-- start Provided information --
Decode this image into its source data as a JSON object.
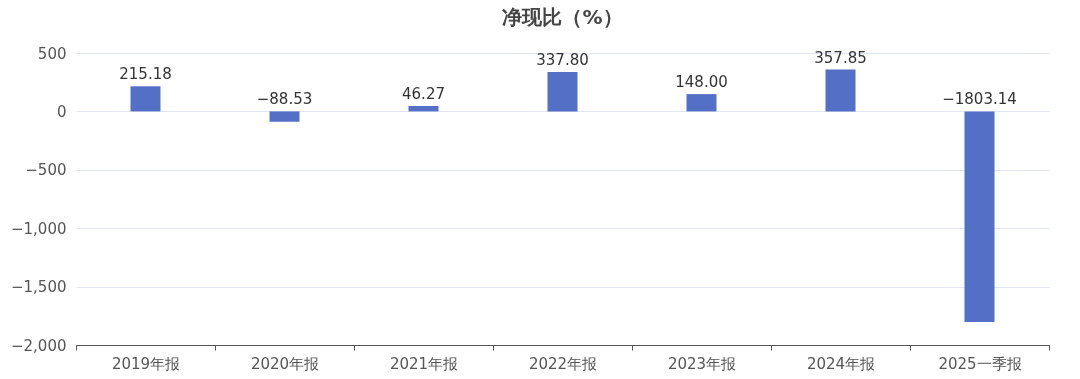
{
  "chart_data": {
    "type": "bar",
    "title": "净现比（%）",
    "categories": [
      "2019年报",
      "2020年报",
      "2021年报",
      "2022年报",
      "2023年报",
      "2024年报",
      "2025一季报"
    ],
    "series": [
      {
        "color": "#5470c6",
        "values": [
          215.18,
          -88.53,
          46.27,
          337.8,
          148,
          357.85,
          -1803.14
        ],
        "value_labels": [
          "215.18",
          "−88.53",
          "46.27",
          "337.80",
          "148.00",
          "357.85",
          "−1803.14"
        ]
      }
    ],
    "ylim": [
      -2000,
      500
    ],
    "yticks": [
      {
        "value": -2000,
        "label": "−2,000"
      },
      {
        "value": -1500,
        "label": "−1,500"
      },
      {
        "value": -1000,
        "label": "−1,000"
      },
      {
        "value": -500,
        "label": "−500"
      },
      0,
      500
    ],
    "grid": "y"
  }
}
-- end Provided information --
_Task prompt_: Transcribe the records verbatim and omit the images.

_Solution to this exercise_:
Decode this image into its source data as a JSON object.
{
  "chart_data": {
    "type": "bar",
    "title": "净现比（%）",
    "categories": [
      "2019年报",
      "2020年报",
      "2021年报",
      "2022年报",
      "2023年报",
      "2024年报",
      "2025一季报"
    ],
    "series": [
      {
        "color": "#5470c6",
        "values": [
          215.18,
          -88.53,
          46.27,
          337.8,
          148,
          357.85,
          -1803.14
        ],
        "value_labels": [
          "215.18",
          "−88.53",
          "46.27",
          "337.80",
          "148.00",
          "357.85",
          "−1803.14"
        ]
      }
    ],
    "ylim": [
      -2000,
      500
    ],
    "yticks": [
      {
        "value": -2000,
        "label": "−2,000"
      },
      {
        "value": -1500,
        "label": "−1,500"
      },
      {
        "value": -1000,
        "label": "−1,000"
      },
      {
        "value": -500,
        "label": "−500"
      },
      0,
      500
    ],
    "grid": "y"
  }
}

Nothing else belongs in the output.